* Begin Input for this task *

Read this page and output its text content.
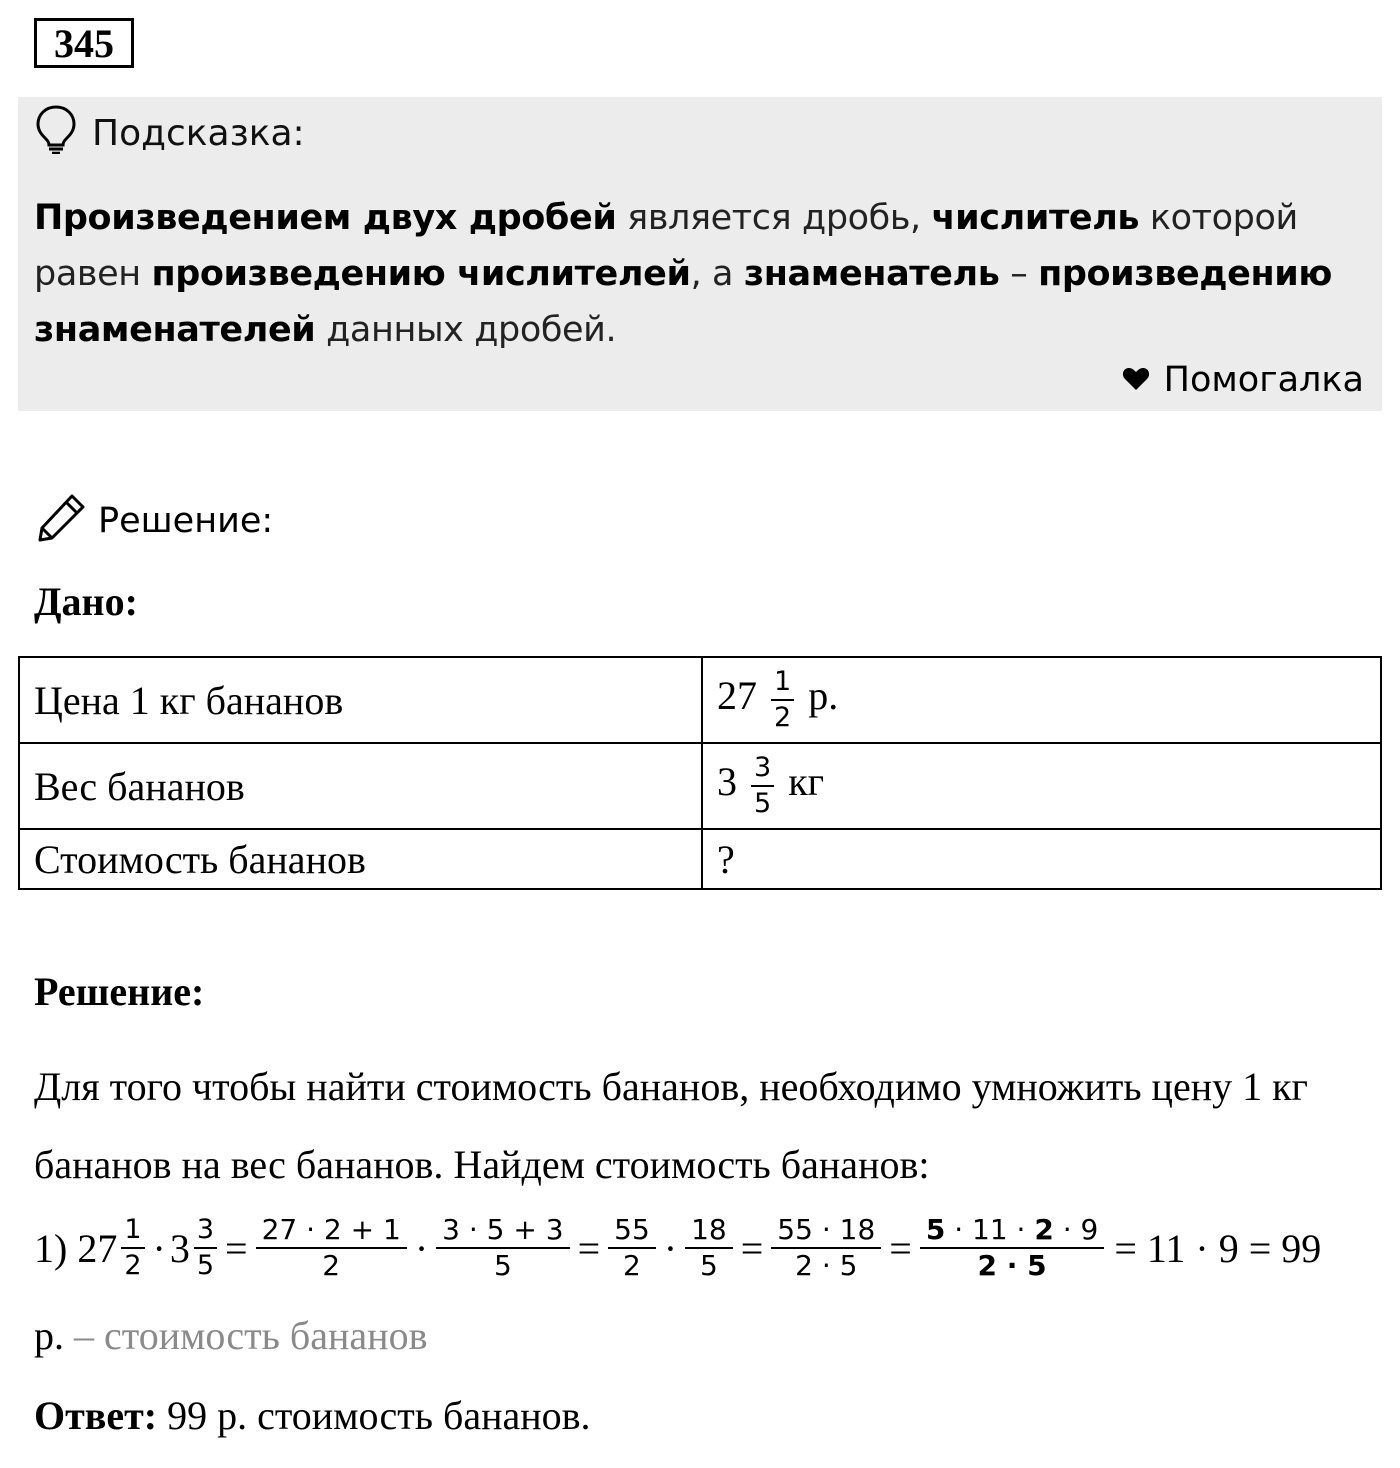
345
Подсказка:
Произведением двух дробей является дробь, числитель которой равен произведению числителей, а знаменатель – произведению знаменателей данных дробей.
Помогалка
Решение:
Дано:
Цена 1 кг бананов	$27 \frac{1}{2} р$.
Вес бананов	$3 \frac{3}{5}$ кг
Стоимость бананов	?
Решение:
Для того чтобы найти стоимость бананов, необходимо умножить цену 1 кг бананов на вес бананов. Найдем стоимость бананов:
1) $27 \frac{1}{2} \cdot 3 \frac{3}{5} = \frac{27 \cdot 2 + 1}{2} \cdot \frac{3 \cdot 5 + 3}{5} = \frac{55}{2} \cdot \frac{18}{5} = \frac{55 \cdot 18}{2 \cdot 5} = \frac{5 \cdot 11 \cdot 2 \cdot 9}{2 \cdot 5} = 11 \cdot 9 = 99$
р. – стоимость бананов
Ответ: 99 р. стоимость бананов.
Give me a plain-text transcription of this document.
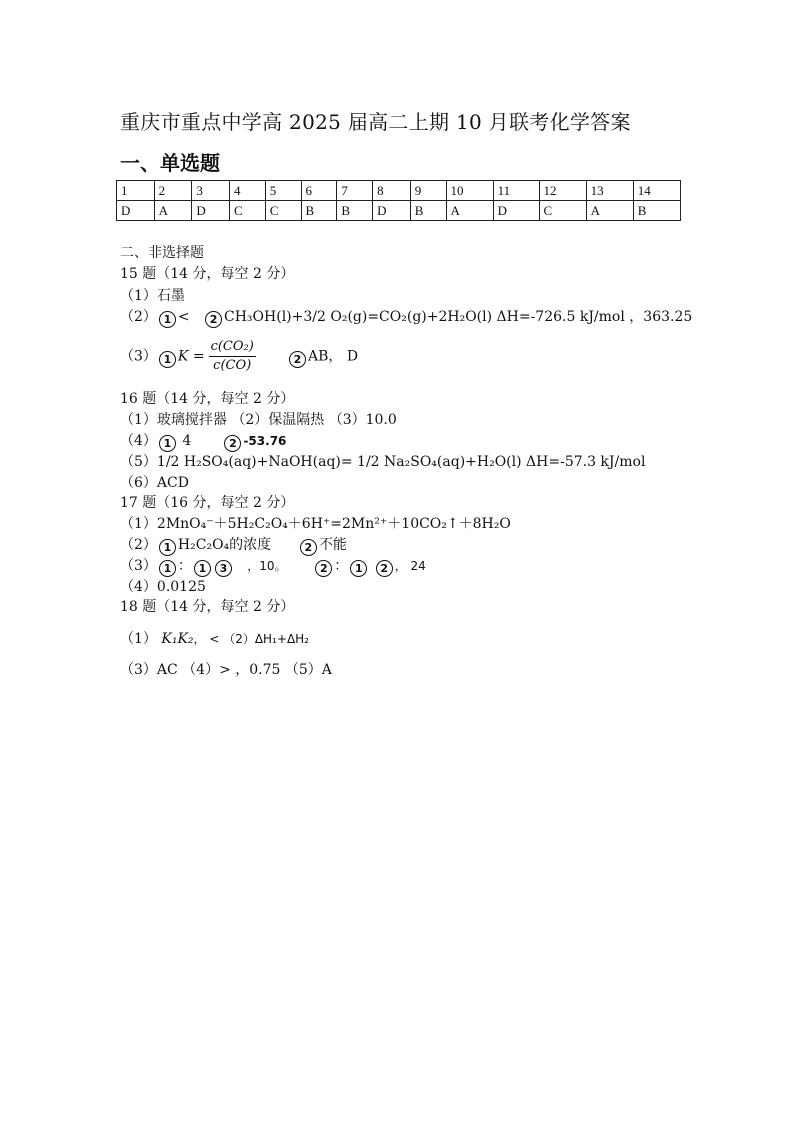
重庆市重点中学高 2025 届高二上期 10 月联考化学答案
一、单选题
1	2	3	4	5	6	7	8	9	10	11	12	13	14
D	A	D	C	C	B	B	D	B	A	D	C	A	B
二、非选择题
15 题（14 分，每空 2 分）
（1）石墨
（2） 1 < 2 CH₃OH(l)+3/2 O₂(g)=CO₂(g)+2H₂O(l) ΔH=-726.5 kJ/mol ，363.25
（3） 1 $K = \frac{\text{c(CO₂)}}{c(CO)}$	2 AB， D
16 题（14 分，每空 2 分）
（1）玻璃搅拌器 （2）保温隔热 （3）10.0
（4） 1 4	2 -53.76
（5）1/2 H₂SO₄(aq)+NaOH(aq)= 1/2 Na₂SO₄(aq)+H₂O(l) ΔH=-57.3 kJ/mol
（6）ACD
17 题（16 分，每空 2 分）
（1）2MnO₄⁻＋5H₂C₂O₄＋6H⁺=2Mn²⁺＋10CO₂↑＋8H₂O
（2） 1 H₂C₂O₄的浓度	2 不能
（3） 1 ： 1 3 ，10。	2 ： 1 2 ， 24
（4）0.0125
18 题（14 分，每空 2 分）
（1） K₁K₂， < （2）ΔH₁+ΔH₂
（3）AC （4）> ，0.75 （5）A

* End Input for this task *

To be done —
Reproduce each line exactly, please, except for any pictures.

Answer to the problem —
Read this page and output its text content.
345
Подсказка:
Произведением двух дробей является дробь, числитель которой равен произведению числителей, а знаменатель – произведению знаменателей данных дробей.
Помогалка
Решение:
Дано:
Цена 1 кг бананов	$27 \frac{1}{2} р$.
Вес бананов	$3 \frac{3}{5}$ кг
Стоимость бананов	?
Решение:
Для того чтобы найти стоимость бананов, необходимо умножить цену 1 кг бананов на вес бананов. Найдем стоимость бананов:
1) $27 \frac{1}{2} \cdot 3 \frac{3}{5} = \frac{27 \cdot 2 + 1}{2} \cdot \frac{3 \cdot 5 + 3}{5} = \frac{55}{2} \cdot \frac{18}{5} = \frac{55 \cdot 18}{2 \cdot 5} = \frac{5 \cdot 11 \cdot 2 \cdot 9}{2 \cdot 5} = 11 \cdot 9 = 99$
р. – стоимость бананов
Ответ: 99 р. стоимость бананов.
Give me a plain-text transcription of this document.
重庆市重点中学高 2025 届高二上期 10 月联考化学答案
一、单选题
1	2	3	4	5	6	7	8	9	10	11	12	13	14
D	A	D	C	C	B	B	D	B	A	D	C	A	B
二、非选择题
15 题（14 分，每空 2 分）
（1）石墨
（2） 1 < 2 CH₃OH(l)+3/2 O₂(g)=CO₂(g)+2H₂O(l) ΔH=-726.5 kJ/mol ，363.25
（3） 1 $K = \frac{\text{c(CO₂)}}{c(CO)}$	2 AB， D
16 题（14 分，每空 2 分）
（1）玻璃搅拌器 （2）保温隔热 （3）10.0
（4） 1 4	2 -53.76
（5）1/2 H₂SO₄(aq)+NaOH(aq)= 1/2 Na₂SO₄(aq)+H₂O(l) ΔH=-57.3 kJ/mol
（6）ACD
17 题（16 分，每空 2 分）
（1）2MnO₄⁻＋5H₂C₂O₄＋6H⁺=2Mn²⁺＋10CO₂↑＋8H₂O
（2） 1 H₂C₂O₄的浓度	2 不能
（3） 1 ： 1 3 ，10。	2 ： 1 2 ， 24
（4）0.0125
18 题（14 分，每空 2 分）
（1） K₁K₂， < （2）ΔH₁+ΔH₂
（3）AC （4）> ，0.75 （5）A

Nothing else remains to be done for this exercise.